#### ARTICLE:

━━━━━━━━

MUR

Image - MUR writers (1947): (sitting l-r) Yevhen Malaniuk, Yurii Shevelov; (standing l-r): Vasyl Barka, Ulas Samchuk, Ihor Kostetsky.  Image - MUR writers

MUR (Мистецький український рух; Mystetskyi ukrainskyi rukh [The Artistic Ukrainian Movement]). An artistic-literary organization of Ukrainian émigrés in Europe. It was founded on 25 September 1945 in Fürth, Germany, on the initiative of a committee consisting of Ivan Bahriany, V. Domontovych (Viktor Petrov), Yurii Kosach, Ihor Kostetsky, Ivan Maistrenko, and Yu. Sherekh (George Yurii Shevelov). MUR organized three writers' congresses (1945, 1947, and 1948) as well as three conferences devoted to various aspects of literary activity (28–29 January 1946, general theory; 4–5 October 1946, literary criticism; and 5–6 November 1947, drama). The head of the organization during its whole duration was Ulas Samchuk, and its membership (both full and candidate members) numbered 61.

━━━━━━━━

#### DATA SUPPLIED:

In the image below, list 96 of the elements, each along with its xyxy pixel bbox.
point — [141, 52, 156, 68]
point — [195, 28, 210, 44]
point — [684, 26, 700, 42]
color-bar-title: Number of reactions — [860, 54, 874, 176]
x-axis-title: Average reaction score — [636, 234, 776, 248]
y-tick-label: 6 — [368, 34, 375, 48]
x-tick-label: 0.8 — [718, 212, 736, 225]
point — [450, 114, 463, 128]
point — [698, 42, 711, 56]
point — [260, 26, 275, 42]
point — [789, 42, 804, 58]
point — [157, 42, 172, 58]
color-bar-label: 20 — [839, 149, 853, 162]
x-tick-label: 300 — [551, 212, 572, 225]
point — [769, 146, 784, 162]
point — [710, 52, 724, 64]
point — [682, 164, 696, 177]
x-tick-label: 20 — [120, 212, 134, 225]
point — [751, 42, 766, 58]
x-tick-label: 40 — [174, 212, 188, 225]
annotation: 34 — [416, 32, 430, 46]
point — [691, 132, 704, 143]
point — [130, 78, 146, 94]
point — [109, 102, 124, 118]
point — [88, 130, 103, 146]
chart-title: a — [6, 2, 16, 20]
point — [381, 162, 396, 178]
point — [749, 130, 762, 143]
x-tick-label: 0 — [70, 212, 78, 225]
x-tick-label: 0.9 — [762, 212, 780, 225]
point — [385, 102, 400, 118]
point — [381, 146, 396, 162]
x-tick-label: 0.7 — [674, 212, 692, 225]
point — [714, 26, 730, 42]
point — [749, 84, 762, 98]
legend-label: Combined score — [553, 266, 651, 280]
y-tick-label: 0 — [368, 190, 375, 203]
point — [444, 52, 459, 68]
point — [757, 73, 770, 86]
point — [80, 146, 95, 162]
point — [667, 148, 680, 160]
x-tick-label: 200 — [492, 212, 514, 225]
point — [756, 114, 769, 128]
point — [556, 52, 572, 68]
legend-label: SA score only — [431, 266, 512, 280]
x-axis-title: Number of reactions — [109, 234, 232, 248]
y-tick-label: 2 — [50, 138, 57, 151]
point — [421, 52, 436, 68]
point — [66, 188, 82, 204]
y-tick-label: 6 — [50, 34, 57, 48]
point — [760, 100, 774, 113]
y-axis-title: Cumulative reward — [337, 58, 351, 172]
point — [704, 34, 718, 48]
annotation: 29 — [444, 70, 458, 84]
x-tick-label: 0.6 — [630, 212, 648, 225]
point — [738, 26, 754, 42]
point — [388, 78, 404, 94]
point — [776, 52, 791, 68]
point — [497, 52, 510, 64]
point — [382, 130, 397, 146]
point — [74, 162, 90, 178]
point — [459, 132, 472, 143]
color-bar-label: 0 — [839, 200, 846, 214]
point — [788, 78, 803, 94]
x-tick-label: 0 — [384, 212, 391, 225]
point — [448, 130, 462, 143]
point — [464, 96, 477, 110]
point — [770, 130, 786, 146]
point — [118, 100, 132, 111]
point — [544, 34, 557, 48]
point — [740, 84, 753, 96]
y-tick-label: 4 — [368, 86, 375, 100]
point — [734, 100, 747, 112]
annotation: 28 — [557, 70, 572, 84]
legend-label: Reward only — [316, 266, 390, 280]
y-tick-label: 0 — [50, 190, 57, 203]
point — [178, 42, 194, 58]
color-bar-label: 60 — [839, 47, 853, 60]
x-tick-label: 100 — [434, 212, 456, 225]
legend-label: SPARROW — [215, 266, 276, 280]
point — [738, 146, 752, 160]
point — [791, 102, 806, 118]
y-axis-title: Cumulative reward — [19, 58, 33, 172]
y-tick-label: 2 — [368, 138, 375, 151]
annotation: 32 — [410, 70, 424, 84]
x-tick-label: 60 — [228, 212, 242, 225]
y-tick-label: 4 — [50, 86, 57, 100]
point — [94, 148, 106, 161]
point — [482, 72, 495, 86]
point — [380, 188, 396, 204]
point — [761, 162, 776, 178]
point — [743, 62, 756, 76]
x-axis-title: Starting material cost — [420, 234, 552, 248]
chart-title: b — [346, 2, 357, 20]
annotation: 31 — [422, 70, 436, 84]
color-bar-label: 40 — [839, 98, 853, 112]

━━━━━━━━

#### REQUIRED WORK:
1/ According to the MUR article, who headed the organization for its entire existence?
2/ In the MUR article, rewrite everything from "MUR (Мистецький український" down to "members) numbered 61.", substituting "Munich" for "Fürth".

#### RESPONSES BY TASK:
1/ Ulas Samchuk headed the organization for its entire existence.

2/
MUR (Мистецький український рух; Mystetskyi ukrainskyi rukh [The Artistic Ukrainian Movement]). An artistic-literary organization of Ukrainian émigrés in Europe. It was founded on 25 September 1945 in Munich, Germany, on the initiative of a committee consisting of Ivan Bahriany, V. Domontovych (Viktor Petrov), Yurii Kosach, Ihor Kostetsky, Ivan Maistrenko, and Yu. Sherekh (George Yurii Shevelov). MUR organized three writers' congresses (1945, 1947, and 1948) as well as three conferences devoted to various aspects of literary activity (28–29 January 1946, general theory; 4–5 October 1946, literary criticism; and 5–6 November 1947, drama). The head of the organization during its whole duration was Ulas Samchuk, and its membership (both full and candidate members) numbered 61.